■ SOURCE TEXT:
Now, wait several seconds. KubeDB operator will create a new StatefulSet. Then KubeDB operator launches a Kubernetes Job to initialize the new database using the data from mgo-xyz
Snapshot.
$ kubedb get mg -n demo
NAME STATUS AGE
mgo1 Running 2h
recovered Running 1m
$ kubedb describe mg -n demo recovered
Name: recovered
Namespace: demo
StartTimestamp: Mon, 11 Dec 2017 15:04:34 +0600
Status: Running
Volume:
StorageClass: standard
Capacity: 50Mi
Access Modes: RWO
StatefulSet:
Name: recovered
Replicas: 1 current / 1 desired
CreationTimestamp: Mon, 11 Dec 2017 15:04:38 +0600
Pods Status: 1 Running / 0 Waiting / 0 Succeeded / 0 Failed
Service:
Name: recovered
Type: ClusterIP
IP: 10.103.115.39
Port: db 27017/TCP
Database Secret:
Name: recovered-admin-auth
Type: Opaque
Data
====
.admin: 16 bytes
No Snapshots.

■ EXERCISES:
1. In the KubeDB recovery text, what capacity is listed for the volume of the database named recovered?
2. Please continue the KubeDB recovery text from its last line, "No Snapshots."
The lines play no part in this work.

■ DATA TO EXAMINE:
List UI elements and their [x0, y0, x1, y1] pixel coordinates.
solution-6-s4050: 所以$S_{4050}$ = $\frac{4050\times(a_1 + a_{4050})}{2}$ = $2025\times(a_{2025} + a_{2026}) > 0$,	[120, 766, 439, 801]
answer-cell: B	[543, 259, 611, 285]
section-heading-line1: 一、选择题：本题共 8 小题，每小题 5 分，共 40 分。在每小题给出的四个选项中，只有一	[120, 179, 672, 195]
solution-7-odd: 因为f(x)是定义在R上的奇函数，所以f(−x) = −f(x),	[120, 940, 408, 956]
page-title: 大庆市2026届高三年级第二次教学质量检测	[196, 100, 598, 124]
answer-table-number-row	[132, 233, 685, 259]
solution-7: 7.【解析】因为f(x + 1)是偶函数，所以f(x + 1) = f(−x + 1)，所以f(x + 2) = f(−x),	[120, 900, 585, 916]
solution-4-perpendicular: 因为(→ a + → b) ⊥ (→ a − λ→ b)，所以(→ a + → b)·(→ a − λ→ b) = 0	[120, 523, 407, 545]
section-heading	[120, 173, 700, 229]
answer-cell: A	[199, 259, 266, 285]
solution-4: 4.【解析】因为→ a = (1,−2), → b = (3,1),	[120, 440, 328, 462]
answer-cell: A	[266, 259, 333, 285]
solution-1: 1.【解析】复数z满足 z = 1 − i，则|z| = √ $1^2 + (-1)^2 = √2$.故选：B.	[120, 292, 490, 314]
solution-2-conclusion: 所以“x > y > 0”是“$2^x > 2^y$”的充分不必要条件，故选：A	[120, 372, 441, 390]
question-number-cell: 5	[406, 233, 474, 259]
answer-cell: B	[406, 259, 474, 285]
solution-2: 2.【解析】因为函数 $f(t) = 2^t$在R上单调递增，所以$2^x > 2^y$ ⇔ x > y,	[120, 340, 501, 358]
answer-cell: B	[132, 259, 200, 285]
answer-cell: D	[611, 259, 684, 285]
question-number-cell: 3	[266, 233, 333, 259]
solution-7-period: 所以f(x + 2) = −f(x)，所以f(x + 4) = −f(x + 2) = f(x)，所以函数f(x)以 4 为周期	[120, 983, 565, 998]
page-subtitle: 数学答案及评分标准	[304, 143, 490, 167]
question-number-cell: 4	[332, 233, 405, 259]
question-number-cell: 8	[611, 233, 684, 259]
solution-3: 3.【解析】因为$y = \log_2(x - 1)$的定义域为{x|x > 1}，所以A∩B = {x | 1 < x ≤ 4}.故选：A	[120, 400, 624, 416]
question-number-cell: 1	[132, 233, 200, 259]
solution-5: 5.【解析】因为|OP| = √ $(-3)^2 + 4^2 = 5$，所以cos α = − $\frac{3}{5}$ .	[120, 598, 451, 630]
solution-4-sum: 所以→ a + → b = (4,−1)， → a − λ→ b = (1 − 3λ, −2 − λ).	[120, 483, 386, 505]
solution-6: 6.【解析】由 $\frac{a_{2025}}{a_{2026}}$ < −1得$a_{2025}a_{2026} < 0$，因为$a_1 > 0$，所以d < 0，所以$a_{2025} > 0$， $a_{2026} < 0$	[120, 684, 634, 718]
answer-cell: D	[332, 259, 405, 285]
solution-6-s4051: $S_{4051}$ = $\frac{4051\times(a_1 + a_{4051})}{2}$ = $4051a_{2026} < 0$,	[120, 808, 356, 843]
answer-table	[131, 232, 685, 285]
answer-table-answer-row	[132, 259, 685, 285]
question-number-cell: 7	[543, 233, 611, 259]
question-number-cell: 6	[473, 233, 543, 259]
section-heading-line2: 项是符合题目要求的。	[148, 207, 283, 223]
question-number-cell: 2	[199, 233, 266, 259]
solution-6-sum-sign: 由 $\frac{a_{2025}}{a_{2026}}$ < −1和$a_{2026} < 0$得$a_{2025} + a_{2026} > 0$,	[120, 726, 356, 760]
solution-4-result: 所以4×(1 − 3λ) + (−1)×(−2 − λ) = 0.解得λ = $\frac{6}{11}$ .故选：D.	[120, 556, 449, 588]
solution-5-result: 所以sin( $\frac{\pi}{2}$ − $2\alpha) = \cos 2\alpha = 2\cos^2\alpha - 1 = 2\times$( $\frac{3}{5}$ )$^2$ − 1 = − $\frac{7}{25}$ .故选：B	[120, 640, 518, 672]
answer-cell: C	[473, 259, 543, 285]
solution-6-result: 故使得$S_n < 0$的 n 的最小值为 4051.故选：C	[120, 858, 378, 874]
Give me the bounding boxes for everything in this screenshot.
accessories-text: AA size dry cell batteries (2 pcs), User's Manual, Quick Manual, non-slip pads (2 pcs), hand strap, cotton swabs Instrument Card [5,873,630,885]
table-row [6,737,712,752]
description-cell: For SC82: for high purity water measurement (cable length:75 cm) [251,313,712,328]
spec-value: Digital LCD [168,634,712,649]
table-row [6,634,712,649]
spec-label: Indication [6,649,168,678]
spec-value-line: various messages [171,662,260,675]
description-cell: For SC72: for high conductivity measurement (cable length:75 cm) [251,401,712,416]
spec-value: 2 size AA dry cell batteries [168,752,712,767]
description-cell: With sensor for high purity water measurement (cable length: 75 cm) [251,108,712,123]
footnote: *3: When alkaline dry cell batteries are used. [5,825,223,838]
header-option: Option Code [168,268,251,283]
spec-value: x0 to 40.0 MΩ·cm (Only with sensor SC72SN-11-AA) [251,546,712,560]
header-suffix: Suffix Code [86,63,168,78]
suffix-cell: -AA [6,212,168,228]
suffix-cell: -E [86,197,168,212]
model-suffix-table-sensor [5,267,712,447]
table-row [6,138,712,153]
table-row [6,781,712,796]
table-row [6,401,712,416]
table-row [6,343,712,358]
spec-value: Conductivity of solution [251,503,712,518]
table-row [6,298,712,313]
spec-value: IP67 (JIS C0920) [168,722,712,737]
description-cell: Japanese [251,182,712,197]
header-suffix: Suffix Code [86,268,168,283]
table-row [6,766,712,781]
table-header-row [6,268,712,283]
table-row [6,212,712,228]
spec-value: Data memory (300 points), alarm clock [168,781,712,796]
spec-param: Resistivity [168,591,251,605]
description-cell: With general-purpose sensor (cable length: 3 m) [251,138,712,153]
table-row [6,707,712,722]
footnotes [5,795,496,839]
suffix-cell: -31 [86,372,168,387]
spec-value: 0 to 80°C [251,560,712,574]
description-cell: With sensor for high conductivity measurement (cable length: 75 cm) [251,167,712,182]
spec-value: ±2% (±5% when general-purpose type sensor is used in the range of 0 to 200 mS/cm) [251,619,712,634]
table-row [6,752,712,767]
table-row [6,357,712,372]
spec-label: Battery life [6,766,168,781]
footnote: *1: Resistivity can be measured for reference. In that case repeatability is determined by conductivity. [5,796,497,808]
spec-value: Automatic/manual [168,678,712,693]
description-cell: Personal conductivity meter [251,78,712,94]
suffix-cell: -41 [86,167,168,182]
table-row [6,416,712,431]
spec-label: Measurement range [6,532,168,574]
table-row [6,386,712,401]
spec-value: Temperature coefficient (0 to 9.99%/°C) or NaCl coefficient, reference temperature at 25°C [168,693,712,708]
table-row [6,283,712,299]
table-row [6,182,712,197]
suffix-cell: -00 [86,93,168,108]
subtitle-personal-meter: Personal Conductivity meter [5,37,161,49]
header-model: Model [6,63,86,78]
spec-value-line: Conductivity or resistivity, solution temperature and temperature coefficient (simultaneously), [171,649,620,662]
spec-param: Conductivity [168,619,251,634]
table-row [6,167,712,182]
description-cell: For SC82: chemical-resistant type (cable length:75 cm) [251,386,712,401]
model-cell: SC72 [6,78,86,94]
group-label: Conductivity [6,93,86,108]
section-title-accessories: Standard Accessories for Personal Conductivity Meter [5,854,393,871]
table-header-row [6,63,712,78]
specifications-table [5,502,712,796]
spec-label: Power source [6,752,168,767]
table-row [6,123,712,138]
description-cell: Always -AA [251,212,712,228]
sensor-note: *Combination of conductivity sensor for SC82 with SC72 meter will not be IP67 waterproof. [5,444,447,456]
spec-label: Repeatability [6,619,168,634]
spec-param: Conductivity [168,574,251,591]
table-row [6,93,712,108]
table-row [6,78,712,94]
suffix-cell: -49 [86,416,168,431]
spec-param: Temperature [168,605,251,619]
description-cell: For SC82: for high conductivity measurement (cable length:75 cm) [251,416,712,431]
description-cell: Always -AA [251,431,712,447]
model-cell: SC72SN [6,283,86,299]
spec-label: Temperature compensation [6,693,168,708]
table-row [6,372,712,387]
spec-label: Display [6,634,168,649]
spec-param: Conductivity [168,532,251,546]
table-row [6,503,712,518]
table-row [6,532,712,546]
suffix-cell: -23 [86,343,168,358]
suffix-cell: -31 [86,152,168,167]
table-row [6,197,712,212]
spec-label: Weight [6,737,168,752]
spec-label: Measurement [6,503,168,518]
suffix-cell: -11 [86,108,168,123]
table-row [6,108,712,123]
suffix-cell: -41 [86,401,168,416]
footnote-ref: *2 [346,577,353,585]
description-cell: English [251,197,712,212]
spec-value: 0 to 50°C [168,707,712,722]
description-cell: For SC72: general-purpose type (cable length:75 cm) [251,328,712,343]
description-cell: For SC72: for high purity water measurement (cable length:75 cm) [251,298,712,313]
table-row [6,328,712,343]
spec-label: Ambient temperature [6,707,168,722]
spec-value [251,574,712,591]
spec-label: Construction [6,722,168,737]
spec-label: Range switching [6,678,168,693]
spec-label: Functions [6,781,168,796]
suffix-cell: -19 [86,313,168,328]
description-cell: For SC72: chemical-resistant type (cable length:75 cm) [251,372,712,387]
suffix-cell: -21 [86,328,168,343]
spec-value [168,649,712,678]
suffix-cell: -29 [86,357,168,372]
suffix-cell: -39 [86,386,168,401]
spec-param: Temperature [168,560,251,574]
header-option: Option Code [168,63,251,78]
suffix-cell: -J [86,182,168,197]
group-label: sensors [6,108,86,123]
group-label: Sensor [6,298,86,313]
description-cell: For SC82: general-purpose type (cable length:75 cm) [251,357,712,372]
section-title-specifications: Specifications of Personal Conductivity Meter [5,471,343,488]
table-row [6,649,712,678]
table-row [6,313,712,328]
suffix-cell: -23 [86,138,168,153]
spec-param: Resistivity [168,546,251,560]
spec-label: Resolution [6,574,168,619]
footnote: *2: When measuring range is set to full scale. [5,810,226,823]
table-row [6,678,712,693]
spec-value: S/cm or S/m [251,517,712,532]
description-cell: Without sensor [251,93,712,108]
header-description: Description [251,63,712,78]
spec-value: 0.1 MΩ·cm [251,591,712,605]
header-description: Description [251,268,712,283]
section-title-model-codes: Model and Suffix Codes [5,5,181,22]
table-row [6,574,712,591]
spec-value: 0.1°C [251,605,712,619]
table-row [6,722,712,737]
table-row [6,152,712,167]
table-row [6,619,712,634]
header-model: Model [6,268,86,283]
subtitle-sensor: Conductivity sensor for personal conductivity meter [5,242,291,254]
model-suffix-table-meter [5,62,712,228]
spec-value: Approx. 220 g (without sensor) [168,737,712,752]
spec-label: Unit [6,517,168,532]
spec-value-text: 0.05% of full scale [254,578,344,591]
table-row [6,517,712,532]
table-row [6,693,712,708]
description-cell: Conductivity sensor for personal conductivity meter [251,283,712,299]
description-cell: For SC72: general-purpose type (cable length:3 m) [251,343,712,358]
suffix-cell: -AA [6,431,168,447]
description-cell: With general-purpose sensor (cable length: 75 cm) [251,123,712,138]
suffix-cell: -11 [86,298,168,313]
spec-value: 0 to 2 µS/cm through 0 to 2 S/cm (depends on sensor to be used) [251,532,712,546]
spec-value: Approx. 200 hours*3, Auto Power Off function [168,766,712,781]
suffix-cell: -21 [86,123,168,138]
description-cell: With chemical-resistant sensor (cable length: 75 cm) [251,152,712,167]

■ ANSWERS TO THE TASKS:
1. 50Mi

2.
Events:
FirstSeen LastSeen Count From Type Reason Message
--------- -------- ----- ---- -------- ------ -------
1m 1m 1 MongoDB operator Normal SuccessfulValidate Successfully validate MongoDB
1m 1m 1 MongoDB operator Normal SuccessfulValidate Successfully validate MongoDB
1m 1m 1 MongoDB operator Normal SuccessfulInitialize Successfully completed initialization
1m 1m 1 MongoDB operator Normal SuccessfulCreate Successfully created MongoDB
1m 1m 1 MongoDB operator Normal SuccessfulCreate Successfully created StatefulSet
1m 1m 1 MongoDB operator Normal Initializing Initializing from Snapshot: "mgo-xyz"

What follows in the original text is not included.